_TASK GOAL_
Give the data again, word for word.

[Stored records]
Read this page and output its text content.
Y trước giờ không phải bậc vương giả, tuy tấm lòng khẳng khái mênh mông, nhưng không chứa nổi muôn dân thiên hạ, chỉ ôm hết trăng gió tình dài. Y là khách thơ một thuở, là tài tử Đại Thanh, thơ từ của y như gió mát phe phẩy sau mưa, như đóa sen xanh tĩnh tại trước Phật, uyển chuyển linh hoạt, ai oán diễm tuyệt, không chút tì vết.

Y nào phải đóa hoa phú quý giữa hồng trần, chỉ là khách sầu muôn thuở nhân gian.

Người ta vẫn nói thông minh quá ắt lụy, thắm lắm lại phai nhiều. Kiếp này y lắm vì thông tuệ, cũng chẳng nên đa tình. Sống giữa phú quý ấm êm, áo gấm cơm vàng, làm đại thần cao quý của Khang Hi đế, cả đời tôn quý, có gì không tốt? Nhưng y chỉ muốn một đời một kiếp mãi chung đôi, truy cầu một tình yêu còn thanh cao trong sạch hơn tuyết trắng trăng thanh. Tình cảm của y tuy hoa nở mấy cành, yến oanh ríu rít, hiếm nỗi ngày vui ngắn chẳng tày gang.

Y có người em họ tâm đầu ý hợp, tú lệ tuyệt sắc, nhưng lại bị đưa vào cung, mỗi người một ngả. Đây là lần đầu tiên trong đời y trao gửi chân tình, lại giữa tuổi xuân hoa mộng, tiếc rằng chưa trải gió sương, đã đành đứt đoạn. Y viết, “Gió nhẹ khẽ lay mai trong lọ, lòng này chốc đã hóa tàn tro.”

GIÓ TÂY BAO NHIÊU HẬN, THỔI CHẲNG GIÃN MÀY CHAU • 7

_TASK SOLUTION_
Read this page and output its text content.
Y trước giờ không phải bậc vương giả, tuy tấm lòng khẳng khái mênh mông, nhưng không chứa nổi muôn dân thiên hạ, chỉ ôm hết trăng gió tình dài. Y là khách thơ một thuở, là tài tử Đại Thanh, thơ từ của y như gió mát phe phẩy sau mưa, như đóa sen xanh tĩnh tại trước Phật, uyển chuyển linh hoạt, ai oán diễm tuyệt, không chút tì vết.

Y nào phải đóa hoa phú quý giữa hồng trần, chỉ là khách sầu muôn thuở nhân gian.

Người ta vẫn nói thông minh quá ắt lụy, thắm lắm lại phai nhiều. Kiếp này y lắm vì thông tuệ, cũng chẳng nên đa tình. Sống giữa phú quý ấm êm, áo gấm cơm vàng, làm đại thần cao quý của Khang Hi đế, cả đời tôn quý, có gì không tốt? Nhưng y chỉ muốn một đời một kiếp mãi chung đôi, truy cầu một tình yêu còn thanh cao trong sạch hơn tuyết trắng trăng thanh. Tình cảm của y tuy hoa nở mấy cành, yến oanh ríu rít, hiếm nỗi ngày vui ngắn chẳng tày gang.

Y có người em họ tâm đầu ý hợp, tú lệ tuyệt sắc, nhưng lại bị đưa vào cung, mỗi người một ngả. Đây là lần đầu tiên trong đời y trao gửi chân tình, lại giữa tuổi xuân hoa mộng, tiếc rằng chưa trải gió sương, đã đành đứt đoạn. Y viết, “Gió nhẹ khẽ lay mai trong lọ, lòng này chốc đã hóa tàn tro.”

GIÓ TÂY BAO NHIÊU HẬN, THỔI CHẲNG GIÃN MÀY CHAU • 7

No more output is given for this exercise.